AVAILABLE RECORDS:
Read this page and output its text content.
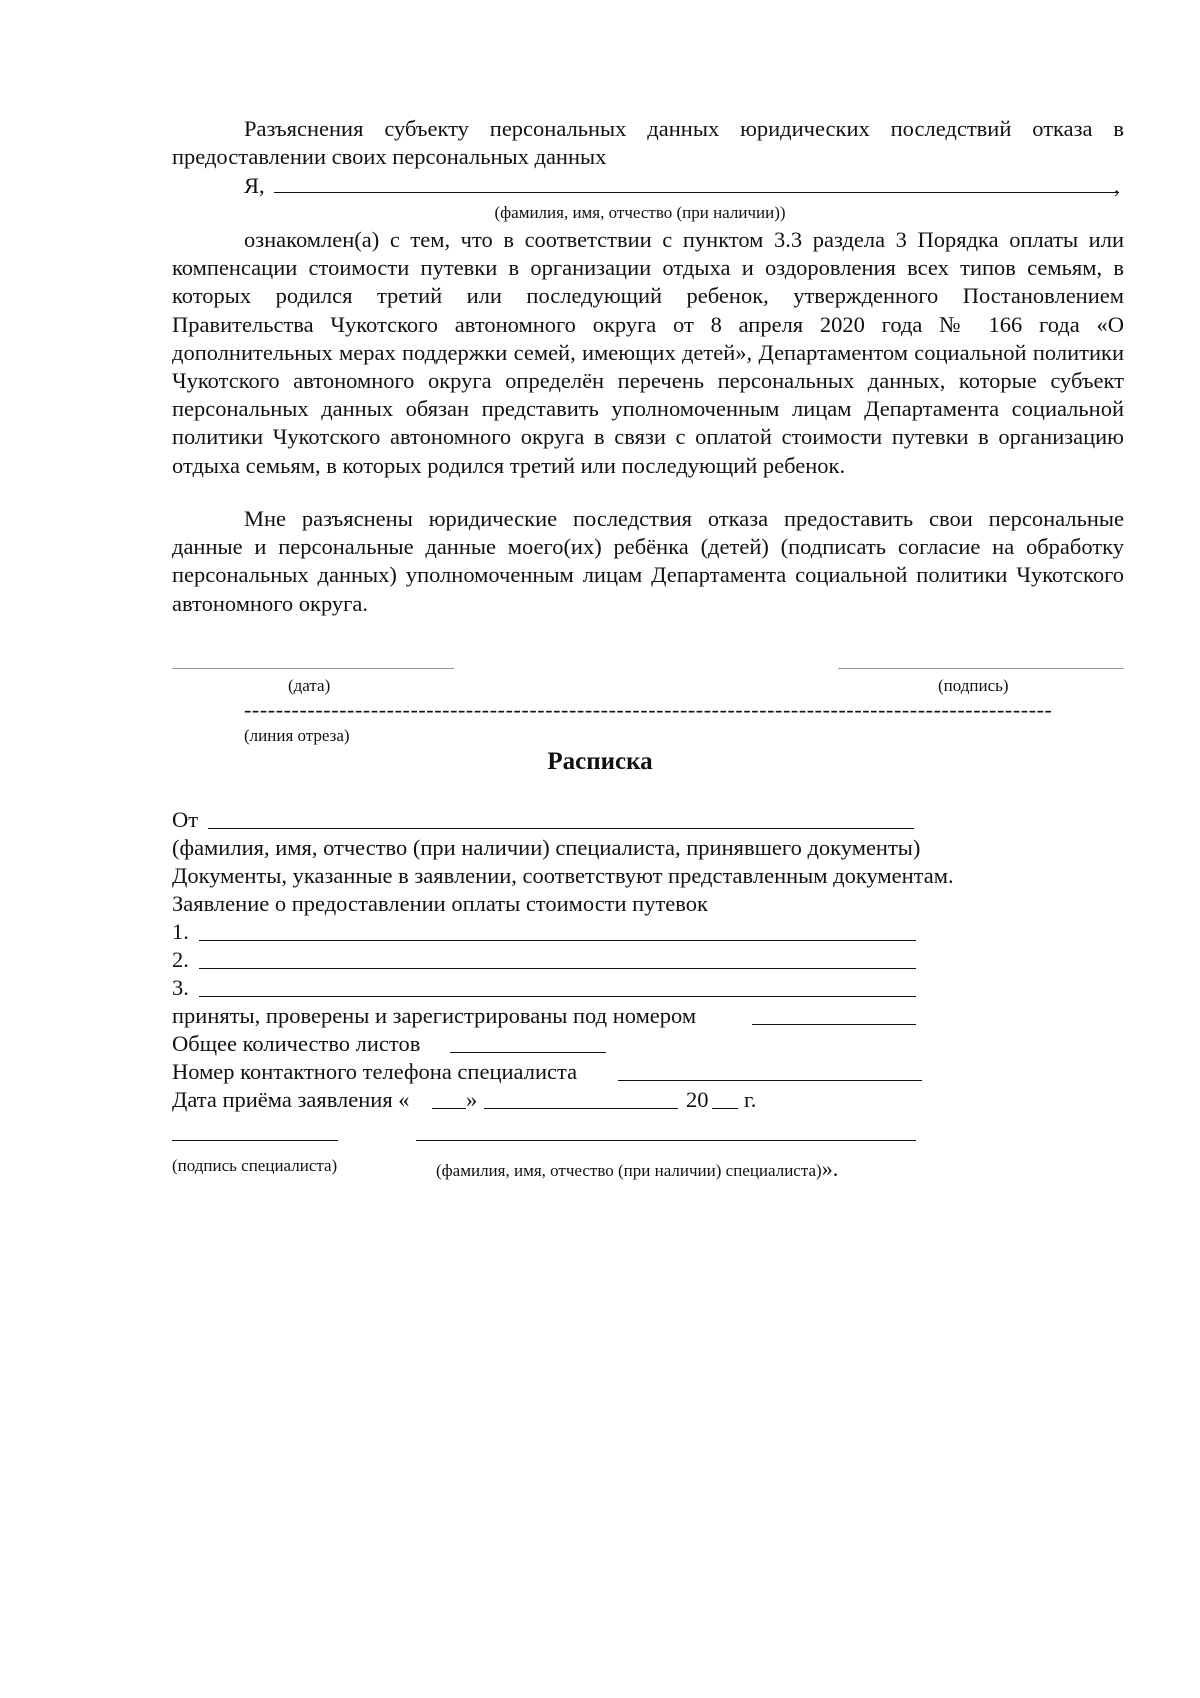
Разъяснения субъекту персональных данных юридических последствий отказа в предоставлении своих персональных данных
Я,	,
(фамилия, имя, отчество (при наличии))
ознакомлен(а) с тем, что в соответствии с пунктом 3.3 раздела 3 Порядка оплаты или компенсации стоимости путевки в организации отдыха и оздоровления всех типов семьям, в которых родился третий или последующий ребенок, утвержденного Постановлением Правительства Чукотского автономного округа от 8 апреля 2020 года № 166 года «О дополнительных мерах поддержки семей, имеющих детей», Департаментом социальной политики Чукотского автономного округа определён перечень персональных данных, которые субъект персональных данных обязан представить уполномоченным лицам Департамента социальной политики Чукотского автономного округа в связи с оплатой стоимости путевки в организацию отдыха семьям, в которых родился третий или последующий ребенок.
Мне разъяснены юридические последствия отказа предоставить свои персональные данные и персональные данные моего(их) ребёнка (детей) (подписать согласие на обработку персональных данных) уполномоченным лицам Департамента социальной политики Чукотского автономного округа.
(дата)	(подпись)
------------------------------------------------------------------------------------------------------
(линия отреза)
Расписка
От
(фамилия, имя, отчество (при наличии) специалиста, принявшего документы)
Документы, указанные в заявлении, соответствуют представленным документам.
Заявление о предоставлении оплаты стоимости путевок
1.
2.
3.
приняты, проверены и зарегистрированы под номером
Общее количество листов
Номер контактного телефона специалиста
Дата приёма заявления «	»	20 г.
(подпись специалиста)	(фамилия, имя, отчество (при наличии) специалиста)».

EXERCISE DIRECTIONS: From the material above, count the lines that include "подпись" and give only the total.

OUTPUT OF THE TASK: 2